[START DATA SHOWN]

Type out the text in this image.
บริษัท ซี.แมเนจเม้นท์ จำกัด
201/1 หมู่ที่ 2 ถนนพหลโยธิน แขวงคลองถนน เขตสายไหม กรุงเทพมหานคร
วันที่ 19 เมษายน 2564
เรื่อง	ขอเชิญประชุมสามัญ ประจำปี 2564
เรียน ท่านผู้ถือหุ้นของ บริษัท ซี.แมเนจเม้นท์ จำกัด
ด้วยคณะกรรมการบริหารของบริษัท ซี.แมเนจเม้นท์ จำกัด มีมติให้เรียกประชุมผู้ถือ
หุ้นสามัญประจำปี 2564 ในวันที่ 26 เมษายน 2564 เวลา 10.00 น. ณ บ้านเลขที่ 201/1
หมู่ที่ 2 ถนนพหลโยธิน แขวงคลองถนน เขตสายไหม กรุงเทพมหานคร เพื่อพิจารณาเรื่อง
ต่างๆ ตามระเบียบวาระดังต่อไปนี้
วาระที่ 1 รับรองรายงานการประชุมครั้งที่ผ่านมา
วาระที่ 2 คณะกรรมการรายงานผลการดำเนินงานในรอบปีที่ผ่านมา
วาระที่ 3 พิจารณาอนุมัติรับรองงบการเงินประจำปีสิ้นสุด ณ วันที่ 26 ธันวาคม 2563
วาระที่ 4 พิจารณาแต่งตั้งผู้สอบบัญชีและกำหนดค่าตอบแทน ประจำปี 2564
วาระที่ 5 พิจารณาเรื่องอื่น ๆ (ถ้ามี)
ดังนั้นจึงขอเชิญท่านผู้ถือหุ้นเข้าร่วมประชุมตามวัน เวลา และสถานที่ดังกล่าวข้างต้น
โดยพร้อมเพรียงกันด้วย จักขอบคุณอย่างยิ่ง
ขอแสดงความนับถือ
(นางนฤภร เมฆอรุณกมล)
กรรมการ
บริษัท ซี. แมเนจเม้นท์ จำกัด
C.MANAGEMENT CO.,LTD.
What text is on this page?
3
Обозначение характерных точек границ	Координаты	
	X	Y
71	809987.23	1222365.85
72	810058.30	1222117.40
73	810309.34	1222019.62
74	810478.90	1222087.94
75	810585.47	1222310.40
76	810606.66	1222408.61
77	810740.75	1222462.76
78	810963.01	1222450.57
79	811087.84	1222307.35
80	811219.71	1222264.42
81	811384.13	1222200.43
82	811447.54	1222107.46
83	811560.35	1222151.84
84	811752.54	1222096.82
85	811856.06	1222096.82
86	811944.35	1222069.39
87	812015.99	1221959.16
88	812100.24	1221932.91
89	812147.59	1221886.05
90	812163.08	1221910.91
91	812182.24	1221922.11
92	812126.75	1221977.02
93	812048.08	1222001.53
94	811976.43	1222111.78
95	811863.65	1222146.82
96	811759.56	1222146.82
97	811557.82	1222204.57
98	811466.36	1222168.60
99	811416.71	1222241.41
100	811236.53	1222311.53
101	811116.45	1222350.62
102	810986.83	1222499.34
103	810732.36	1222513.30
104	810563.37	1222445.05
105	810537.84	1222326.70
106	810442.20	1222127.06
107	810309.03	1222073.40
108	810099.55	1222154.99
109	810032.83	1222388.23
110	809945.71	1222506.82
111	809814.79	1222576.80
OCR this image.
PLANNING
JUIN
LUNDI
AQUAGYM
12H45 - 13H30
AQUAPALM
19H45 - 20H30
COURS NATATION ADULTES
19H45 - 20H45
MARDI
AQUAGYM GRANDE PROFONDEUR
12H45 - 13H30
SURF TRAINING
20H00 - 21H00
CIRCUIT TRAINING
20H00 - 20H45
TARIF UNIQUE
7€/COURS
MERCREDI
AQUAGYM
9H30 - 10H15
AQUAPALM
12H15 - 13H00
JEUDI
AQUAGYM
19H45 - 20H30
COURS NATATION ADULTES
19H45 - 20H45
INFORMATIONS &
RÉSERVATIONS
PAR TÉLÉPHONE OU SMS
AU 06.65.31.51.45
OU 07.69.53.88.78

[END DATA SHOWN]

» TASK DETAILS
Go through the lines above. Select every one that has the string "แขวงคลองถนน".

» EXERCISE SOLUTION
201/1 หมู่ที่ 2 ถนนพหลโยธิน แขวงคลองถนน เขตสายไหม กรุงเทพมหานคร
หมู่ที่ 2 ถนนพหลโยธิน แขวงคลองถนน เขตสายไหม กรุงเทพมหานคร เพื่อพิจารณาเรื่อง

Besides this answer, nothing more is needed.